• Exercise
Go through the entries below and collect each line with the string "apprend" in it.

• Data items
####################

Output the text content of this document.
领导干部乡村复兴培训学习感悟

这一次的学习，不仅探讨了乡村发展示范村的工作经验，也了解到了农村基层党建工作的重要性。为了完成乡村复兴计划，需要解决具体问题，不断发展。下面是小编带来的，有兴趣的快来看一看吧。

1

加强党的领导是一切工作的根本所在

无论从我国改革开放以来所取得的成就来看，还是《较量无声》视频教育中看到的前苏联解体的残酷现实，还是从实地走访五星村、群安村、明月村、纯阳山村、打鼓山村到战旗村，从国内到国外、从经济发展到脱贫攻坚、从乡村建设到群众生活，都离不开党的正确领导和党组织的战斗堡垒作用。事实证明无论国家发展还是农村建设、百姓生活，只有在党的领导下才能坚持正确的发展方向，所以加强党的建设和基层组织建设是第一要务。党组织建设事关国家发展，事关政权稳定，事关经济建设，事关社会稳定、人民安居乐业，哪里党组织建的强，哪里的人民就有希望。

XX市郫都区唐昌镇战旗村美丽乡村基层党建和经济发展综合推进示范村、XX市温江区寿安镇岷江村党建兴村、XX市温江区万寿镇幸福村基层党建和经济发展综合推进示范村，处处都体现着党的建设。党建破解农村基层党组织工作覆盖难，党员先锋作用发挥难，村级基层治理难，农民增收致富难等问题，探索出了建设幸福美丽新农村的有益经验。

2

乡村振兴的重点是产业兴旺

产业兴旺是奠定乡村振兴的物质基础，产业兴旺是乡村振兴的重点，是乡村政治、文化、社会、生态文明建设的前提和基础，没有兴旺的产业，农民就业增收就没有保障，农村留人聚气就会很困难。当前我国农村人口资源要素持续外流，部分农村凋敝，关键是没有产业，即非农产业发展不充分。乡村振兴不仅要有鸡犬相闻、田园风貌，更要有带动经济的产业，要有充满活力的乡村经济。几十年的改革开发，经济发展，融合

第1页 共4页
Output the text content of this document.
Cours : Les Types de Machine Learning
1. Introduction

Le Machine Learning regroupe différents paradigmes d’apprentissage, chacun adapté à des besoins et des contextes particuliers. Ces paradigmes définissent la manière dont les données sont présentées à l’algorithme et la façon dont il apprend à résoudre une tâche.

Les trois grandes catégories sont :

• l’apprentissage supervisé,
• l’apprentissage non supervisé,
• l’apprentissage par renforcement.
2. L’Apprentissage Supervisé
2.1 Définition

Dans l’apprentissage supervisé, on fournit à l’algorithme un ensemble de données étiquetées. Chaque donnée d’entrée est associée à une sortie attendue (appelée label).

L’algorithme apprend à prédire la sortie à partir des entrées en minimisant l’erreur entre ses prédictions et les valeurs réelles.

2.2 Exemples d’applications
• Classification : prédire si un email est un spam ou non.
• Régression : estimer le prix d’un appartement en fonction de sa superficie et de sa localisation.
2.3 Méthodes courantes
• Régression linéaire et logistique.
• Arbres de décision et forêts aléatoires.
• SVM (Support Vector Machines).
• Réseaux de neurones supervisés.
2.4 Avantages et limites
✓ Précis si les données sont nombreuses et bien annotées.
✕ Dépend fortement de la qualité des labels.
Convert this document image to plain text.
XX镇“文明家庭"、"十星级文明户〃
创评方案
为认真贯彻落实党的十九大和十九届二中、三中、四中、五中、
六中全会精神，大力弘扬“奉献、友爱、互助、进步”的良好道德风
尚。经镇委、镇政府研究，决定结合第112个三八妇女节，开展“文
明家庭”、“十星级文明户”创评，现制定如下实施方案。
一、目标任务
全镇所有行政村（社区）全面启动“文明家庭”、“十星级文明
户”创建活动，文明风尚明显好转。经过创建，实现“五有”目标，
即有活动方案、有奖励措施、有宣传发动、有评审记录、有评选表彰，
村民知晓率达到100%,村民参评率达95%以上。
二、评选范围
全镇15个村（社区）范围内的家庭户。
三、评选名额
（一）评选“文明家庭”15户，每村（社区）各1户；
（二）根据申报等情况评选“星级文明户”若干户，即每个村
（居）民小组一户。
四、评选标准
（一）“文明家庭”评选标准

####################

• Final result
Le Machine Learning regroupe différents paradigmes d’apprentissage, chacun adapté à des besoins et des contextes particuliers. Ces paradigmes définissent la manière dont les données sont présentées à l’algorithme et la façon dont il apprend à résoudre une tâche.
L’algorithme apprend à prédire la sortie à partir des entrées en minimisant l’erreur entre ses prédictions et les valeurs réelles.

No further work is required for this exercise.